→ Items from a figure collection
..........

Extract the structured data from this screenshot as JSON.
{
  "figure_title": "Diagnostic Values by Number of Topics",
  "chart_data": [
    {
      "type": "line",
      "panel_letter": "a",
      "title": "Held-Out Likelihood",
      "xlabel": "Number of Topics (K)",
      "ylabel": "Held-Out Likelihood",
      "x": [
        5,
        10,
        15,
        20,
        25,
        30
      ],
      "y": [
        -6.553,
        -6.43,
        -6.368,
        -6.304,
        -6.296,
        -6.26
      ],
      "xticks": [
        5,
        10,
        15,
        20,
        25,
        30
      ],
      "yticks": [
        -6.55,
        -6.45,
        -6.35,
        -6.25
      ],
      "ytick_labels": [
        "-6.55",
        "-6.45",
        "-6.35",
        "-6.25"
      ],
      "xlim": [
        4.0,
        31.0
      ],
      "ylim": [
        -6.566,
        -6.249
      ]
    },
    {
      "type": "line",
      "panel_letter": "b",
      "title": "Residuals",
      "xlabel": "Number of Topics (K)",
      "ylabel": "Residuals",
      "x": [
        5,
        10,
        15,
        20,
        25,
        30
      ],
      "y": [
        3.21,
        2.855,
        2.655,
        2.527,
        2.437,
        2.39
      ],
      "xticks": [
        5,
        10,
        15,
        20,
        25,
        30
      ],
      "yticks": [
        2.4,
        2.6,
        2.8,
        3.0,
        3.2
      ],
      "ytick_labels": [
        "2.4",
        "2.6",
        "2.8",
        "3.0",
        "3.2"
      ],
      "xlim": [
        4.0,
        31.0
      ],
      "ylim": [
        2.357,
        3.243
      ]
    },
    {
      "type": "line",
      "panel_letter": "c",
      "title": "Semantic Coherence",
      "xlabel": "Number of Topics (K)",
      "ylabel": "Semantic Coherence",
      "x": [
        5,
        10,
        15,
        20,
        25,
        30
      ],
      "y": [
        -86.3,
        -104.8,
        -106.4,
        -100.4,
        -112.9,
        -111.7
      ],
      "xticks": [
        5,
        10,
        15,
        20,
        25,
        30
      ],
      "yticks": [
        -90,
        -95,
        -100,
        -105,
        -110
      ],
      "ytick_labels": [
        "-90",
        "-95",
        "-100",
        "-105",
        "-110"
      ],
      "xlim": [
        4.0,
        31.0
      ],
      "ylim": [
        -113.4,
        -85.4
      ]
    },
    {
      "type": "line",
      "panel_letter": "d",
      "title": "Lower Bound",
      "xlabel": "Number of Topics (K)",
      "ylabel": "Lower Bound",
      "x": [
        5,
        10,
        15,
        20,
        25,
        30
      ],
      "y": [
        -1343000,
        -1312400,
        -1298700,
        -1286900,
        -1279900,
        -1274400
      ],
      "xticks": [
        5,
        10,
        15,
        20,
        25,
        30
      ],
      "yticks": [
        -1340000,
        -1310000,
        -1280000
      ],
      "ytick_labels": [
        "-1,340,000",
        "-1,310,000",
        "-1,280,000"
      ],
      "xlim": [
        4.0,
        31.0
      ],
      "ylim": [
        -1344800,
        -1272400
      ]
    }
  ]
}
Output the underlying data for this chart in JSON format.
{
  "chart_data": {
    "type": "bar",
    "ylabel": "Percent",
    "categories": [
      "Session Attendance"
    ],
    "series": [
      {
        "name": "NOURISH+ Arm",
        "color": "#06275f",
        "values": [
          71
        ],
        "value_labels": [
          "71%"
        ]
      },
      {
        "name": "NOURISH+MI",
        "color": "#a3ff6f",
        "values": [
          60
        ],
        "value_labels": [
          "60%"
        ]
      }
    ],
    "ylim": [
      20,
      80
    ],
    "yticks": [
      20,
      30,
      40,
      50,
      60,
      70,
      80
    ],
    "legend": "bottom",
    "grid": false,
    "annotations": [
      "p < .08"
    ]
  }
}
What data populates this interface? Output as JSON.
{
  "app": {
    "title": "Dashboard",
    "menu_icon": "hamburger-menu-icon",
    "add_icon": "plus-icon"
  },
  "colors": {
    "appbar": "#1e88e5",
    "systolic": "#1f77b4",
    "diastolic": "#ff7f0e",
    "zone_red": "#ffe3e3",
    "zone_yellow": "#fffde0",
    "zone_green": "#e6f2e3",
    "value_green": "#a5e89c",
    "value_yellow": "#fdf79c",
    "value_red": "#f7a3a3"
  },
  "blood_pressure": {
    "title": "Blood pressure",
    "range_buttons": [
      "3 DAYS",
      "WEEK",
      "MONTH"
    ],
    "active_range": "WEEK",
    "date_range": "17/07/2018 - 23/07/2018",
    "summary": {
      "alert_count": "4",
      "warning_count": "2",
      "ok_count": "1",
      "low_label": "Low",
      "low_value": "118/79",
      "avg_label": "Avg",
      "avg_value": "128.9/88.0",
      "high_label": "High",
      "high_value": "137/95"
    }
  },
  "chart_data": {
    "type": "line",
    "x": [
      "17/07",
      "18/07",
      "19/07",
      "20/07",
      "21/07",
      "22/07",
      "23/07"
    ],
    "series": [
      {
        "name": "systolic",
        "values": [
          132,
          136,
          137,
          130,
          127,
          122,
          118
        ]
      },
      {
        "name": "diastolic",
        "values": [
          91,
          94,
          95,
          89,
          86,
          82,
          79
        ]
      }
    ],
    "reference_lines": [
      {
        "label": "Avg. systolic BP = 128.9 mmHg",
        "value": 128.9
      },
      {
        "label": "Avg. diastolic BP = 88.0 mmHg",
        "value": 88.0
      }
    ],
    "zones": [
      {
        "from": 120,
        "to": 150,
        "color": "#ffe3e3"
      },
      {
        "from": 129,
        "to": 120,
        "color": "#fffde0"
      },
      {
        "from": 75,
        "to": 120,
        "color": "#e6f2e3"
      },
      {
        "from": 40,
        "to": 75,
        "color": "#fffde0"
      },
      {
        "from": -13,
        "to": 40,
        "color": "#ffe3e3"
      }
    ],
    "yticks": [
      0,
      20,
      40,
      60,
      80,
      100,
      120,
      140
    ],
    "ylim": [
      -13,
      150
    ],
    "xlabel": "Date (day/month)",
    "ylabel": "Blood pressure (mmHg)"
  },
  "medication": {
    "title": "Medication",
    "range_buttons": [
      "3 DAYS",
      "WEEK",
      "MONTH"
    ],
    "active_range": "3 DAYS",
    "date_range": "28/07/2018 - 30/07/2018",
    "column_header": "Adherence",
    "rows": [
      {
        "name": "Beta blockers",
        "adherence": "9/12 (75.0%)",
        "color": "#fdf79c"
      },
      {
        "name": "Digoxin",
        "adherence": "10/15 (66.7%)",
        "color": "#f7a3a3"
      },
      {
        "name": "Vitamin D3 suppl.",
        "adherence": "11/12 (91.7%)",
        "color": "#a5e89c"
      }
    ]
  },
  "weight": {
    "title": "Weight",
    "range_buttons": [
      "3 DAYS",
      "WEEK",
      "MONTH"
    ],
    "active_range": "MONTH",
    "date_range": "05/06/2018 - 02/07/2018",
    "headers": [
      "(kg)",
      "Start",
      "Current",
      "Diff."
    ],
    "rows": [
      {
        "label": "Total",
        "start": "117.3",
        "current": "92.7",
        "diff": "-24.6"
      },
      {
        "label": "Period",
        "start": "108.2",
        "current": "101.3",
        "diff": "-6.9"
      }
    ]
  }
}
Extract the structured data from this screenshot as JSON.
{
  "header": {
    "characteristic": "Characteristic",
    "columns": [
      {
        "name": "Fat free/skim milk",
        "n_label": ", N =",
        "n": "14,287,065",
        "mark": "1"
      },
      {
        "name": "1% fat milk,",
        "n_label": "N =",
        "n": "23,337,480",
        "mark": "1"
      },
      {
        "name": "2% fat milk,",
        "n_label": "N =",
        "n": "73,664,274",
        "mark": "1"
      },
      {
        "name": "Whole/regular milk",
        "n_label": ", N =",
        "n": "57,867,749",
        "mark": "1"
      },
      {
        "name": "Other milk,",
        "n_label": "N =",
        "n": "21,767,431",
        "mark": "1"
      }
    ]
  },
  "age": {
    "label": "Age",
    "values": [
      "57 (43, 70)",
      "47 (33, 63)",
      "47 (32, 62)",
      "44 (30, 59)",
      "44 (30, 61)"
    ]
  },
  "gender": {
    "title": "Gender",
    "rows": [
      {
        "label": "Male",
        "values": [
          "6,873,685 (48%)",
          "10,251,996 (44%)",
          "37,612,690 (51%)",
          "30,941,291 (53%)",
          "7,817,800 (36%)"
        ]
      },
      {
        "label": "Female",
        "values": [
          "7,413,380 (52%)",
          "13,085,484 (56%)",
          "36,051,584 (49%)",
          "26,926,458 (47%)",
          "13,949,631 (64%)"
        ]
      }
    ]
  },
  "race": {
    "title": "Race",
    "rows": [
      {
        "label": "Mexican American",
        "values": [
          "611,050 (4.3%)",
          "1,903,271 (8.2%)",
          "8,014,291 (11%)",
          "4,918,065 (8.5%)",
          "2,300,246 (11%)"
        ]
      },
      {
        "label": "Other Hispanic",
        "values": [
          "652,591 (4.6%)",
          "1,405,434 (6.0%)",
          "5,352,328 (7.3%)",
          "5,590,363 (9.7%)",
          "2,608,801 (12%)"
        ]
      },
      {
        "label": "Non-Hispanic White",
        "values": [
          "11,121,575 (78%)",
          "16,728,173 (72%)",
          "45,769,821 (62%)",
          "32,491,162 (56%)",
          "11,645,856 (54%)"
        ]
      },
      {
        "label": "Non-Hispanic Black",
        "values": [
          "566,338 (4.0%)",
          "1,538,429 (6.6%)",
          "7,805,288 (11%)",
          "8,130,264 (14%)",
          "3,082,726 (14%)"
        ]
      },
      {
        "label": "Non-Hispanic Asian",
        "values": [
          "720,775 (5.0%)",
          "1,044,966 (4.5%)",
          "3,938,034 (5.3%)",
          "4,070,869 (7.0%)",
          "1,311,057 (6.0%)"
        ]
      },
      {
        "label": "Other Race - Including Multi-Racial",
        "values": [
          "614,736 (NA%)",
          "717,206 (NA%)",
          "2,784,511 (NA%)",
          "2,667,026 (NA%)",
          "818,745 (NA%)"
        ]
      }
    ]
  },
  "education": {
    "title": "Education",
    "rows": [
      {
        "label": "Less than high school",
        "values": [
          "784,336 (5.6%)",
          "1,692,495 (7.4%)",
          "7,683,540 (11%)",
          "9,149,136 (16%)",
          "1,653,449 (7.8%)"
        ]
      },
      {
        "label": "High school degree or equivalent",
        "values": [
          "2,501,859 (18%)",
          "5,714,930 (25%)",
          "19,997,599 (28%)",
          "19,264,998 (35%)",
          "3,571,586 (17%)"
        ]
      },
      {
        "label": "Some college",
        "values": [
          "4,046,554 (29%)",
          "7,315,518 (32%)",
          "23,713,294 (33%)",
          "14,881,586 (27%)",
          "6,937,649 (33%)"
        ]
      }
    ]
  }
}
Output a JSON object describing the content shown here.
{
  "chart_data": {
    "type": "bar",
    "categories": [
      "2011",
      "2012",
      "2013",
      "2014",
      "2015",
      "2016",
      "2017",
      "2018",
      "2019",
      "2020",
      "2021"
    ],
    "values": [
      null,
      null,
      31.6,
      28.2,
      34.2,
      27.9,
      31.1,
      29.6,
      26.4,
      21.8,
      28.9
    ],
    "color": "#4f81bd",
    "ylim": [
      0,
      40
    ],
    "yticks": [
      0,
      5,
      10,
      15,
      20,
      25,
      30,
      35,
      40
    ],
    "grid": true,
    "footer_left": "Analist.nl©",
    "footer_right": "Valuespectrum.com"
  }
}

..........

→ TASK DIRECTIONS
Locate the word "this" in the data above. Copy every line carrying it.

→ SOLVED EXERCISE
Extract the structured data from this screenshot as JSON.
Output the underlying data for this chart in JSON format.
What data populates this interface? Output as JSON.
Extract the structured data from this screenshot as JSON.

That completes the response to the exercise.